### TAREA ESCRITA A:
Duplica los registros tal cual, empezando por el primero y terminando en la línea que contiene "donut-segment [367,70,574,248]", incluidas ambas.
### TAREA ESCRITA B:
Retoma el texto sobre la búsqueda de desaparecidos en Veracruz y continúalo a partir de su última oración.

### DOCUMENTO:

Desde entonces, Araceli cuenta que la única respuesta que obtuvo de las autoridades de investigación veracruzanas es que, tal vez, su hija le gustó a algún narco y que como era bonita “la mandó pedir”. Esta respuesta enfureció a la madre y activista, que en octubre de 2015, durante una visita a Orizaba del exgobernador Javier Duarte -hoy preso por lavado de dinero y asociación delictuosa-, salió a su encuentro para hacerle un fuerte reclamo.
“No nos ayudan en nada, señor, aquí está su pueblo mágico donde nos desaparecen a nuestros hijos”, le gritó la mujer al entonces mandatario priista, en una escena que fue difundida por el diario El Mundo de Orizaba.  
Ahora, casi una década después de la desaparición de Fernanda, Araceli se ha convertido en una de las activistas más reconocidas del país. Fundó el Colectivo Familias Desaparecidos Orizaba-Córdoba, que actualmente integra a más de 350 familias de la región, y ha dedicado su vida a la búsqueda de su hija y también a la de muchos otros desaparecidos en Veracruz, estado que ocupa el segundo lugar de entidades con más acciones de búsqueda por parte de la Segob, con 278 jornadas de búsqueda en municipios como Tihuatlán (35 jornadas) y Xalapa (30). 

Una de las últimas fosas que halló el colectivo fue precisamente en la comunidad de Campo Grande, a donde llegaron, como es habitual en los casos de hallazgo de cementerios clandestinos, gracias a un mensaje anónimo. 
“Campo Grande es muy grande, son hectáreas de terrenos con maizales, cañaverales, y chayotales”, explica Luis Daniel, que es fotoperiodista y lleva colaborando en el colectivo desde 2017. 
“Y es un lugar donde hay muchos señalamientos de la misma gente, que de manera anónima llega y nos dice: ‘¿Saben qué? Ahí yo escuché balazos y gritos’. O ‘ahí llegaron personas que dejaron muchas bolsas negras, búsquenle’”. 
En febrero de este año, el colectivo empezó a buscar y, en efecto, tal y como señalaba el anónimo, encontraron las tres primeras fosas. Araceli cuenta que entonces dieron parte a las autoridades de la Fiscalía estatal veracruzana para que, de manera conjunta, iniciaran los trabajos de recuperación de los cuerpos. 
Pero pronto llegaron los problemas.
Suman 38 cuerpos en Campo Grande
“Comenzaron a minimizar el trabajo, diciendo que solo eran tres fosas y que ya ahí se acababa todo”, expone Salcedo, que apunta que las autoridades tampoco les permitían el acceso al predio para documentar la exhumación de los cadáveres.

### LISTA DE REGISTROS:
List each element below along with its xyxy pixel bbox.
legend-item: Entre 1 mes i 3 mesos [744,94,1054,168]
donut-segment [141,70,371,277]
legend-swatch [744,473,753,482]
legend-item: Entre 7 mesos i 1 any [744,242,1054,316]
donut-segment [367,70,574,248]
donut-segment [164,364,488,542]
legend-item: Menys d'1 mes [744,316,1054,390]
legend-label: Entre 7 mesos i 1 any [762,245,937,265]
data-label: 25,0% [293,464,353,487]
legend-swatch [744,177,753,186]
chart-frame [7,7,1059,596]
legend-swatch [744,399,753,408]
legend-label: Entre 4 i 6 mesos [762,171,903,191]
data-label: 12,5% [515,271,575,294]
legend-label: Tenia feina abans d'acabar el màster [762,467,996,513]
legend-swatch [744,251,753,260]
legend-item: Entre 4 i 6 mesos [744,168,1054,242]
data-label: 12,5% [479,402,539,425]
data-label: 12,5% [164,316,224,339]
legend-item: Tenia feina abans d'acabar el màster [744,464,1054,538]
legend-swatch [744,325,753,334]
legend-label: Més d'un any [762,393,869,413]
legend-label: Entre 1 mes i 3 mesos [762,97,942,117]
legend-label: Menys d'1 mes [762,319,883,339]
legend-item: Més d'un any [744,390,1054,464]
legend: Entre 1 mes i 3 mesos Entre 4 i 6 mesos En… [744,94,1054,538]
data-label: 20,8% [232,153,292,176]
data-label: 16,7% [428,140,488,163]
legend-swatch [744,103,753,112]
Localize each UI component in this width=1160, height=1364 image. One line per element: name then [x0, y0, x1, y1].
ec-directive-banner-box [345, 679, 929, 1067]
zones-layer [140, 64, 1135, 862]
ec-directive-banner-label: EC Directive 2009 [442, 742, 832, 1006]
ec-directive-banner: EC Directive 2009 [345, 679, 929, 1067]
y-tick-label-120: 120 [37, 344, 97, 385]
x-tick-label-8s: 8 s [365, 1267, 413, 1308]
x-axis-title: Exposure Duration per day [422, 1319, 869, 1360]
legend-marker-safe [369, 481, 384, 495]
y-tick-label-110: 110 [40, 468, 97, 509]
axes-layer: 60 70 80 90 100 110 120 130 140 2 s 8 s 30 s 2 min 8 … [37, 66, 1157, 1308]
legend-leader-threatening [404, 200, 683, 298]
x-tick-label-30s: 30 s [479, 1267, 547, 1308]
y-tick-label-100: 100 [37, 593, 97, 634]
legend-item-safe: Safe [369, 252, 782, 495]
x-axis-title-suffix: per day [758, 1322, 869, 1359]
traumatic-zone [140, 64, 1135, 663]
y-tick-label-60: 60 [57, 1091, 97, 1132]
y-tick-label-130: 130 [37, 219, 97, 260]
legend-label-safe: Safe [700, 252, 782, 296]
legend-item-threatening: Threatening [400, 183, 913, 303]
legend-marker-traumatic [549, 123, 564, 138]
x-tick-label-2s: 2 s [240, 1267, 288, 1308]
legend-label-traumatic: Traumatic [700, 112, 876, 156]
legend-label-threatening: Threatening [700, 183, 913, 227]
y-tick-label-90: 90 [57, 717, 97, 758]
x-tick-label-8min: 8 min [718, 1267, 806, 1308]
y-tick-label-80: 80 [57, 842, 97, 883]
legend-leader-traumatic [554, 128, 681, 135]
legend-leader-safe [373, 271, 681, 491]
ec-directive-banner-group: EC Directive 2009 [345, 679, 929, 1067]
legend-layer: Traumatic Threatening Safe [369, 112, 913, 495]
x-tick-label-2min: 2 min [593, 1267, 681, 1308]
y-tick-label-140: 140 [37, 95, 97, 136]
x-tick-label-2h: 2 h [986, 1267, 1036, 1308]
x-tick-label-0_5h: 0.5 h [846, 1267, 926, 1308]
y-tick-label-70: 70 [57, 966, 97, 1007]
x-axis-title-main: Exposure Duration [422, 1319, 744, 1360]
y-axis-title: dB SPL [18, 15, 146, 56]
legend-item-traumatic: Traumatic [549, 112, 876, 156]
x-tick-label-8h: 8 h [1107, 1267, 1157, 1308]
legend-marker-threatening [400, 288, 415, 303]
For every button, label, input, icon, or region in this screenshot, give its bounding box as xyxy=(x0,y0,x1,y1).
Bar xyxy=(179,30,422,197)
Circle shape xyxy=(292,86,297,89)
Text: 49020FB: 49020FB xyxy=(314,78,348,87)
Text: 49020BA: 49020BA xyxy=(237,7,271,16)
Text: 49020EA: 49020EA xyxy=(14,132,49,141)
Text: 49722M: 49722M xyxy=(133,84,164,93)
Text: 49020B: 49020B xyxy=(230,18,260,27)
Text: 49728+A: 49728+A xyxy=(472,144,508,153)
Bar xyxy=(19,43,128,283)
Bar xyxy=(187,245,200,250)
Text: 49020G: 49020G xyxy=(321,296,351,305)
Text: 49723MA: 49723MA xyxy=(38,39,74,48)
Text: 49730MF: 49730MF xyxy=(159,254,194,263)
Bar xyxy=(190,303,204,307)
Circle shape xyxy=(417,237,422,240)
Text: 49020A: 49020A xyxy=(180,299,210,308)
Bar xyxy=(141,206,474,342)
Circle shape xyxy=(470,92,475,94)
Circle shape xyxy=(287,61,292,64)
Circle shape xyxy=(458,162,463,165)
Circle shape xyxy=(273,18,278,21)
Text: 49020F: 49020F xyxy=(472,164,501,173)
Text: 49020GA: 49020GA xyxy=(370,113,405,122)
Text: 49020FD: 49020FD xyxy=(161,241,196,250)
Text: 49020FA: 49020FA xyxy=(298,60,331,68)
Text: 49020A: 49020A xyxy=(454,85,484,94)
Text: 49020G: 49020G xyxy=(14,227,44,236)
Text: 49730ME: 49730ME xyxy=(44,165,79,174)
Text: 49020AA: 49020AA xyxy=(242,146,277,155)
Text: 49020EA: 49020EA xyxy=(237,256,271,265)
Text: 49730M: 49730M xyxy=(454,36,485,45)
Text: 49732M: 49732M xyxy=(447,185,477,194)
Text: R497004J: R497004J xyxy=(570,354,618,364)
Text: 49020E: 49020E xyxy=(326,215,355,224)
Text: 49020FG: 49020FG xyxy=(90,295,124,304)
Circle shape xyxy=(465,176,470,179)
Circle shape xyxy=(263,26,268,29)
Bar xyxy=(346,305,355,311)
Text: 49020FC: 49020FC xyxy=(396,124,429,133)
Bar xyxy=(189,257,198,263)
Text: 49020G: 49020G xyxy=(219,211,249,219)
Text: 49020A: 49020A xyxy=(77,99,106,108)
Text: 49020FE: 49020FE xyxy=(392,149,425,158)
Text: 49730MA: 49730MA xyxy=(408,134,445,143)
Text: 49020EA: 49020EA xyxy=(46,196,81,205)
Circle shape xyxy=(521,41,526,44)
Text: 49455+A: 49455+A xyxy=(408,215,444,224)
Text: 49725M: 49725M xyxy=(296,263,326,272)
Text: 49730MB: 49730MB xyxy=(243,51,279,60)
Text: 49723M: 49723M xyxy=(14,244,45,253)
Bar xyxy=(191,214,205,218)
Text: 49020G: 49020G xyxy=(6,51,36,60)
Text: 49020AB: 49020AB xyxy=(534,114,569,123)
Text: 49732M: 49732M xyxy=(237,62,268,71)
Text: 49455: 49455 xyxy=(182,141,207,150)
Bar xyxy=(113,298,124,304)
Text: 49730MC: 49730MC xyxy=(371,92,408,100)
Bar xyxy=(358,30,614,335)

### RESULTADO A:
List each element below along with its xyxy pixel bbox.
legend-item: Entre 1 mes i 3 mesos [744,94,1054,168]
donut-segment [141,70,371,277]
legend-swatch [744,473,753,482]
legend-item: Entre 7 mesos i 1 any [744,242,1054,316]
donut-segment [367,70,574,248]

### RESULTADO B:
Realizaron entonces airadas protestas, y finalmente, luego de una mesa de diálogo, pudieron seguir trabajando. “Y entonces empezaron a salir fosa tras fosa”, dice Araceli.  
En una primera etapa, el colectivo recuperó 16 cuerpos. Todos estaban colocados en secuencia, formando una fila. No tenían ropas, ni credenciales, y estaban “desarticulados”. La única buena noticia es que algunos tenían tatuajes y otras señas particulares, y eso facilitó que se identificaran y entregaran a sus familias los cuerpos de cinco personas, cuatro hombres y una mujer, y que ya esté en proceso de entrega un sexto cuerpo, también de un hombre. 
Después, el colectivo encontró nuevos puntos dentro del mismo predio, y ante la “resistencia” de las autoridades veracruzanas a que se siguiera abriendo la tierra, acudieron con las autoridades federales, con la Fiscalía General de la República y con la Comisión Nacional de Búsqueda de la Secretaría de Gobernación. 
Al poco tiempo encontraron otros 16 cuerpos. “No sé por qué, ni qué referencia pudo haber, pero se encontraron 16 en un predio y otros 16 en otro -detalla la activista-. Y todos con el mismo modus operandi: sin ropa, ni credenciales, colocados en secuencia, y con los cuerpos desarticulados”.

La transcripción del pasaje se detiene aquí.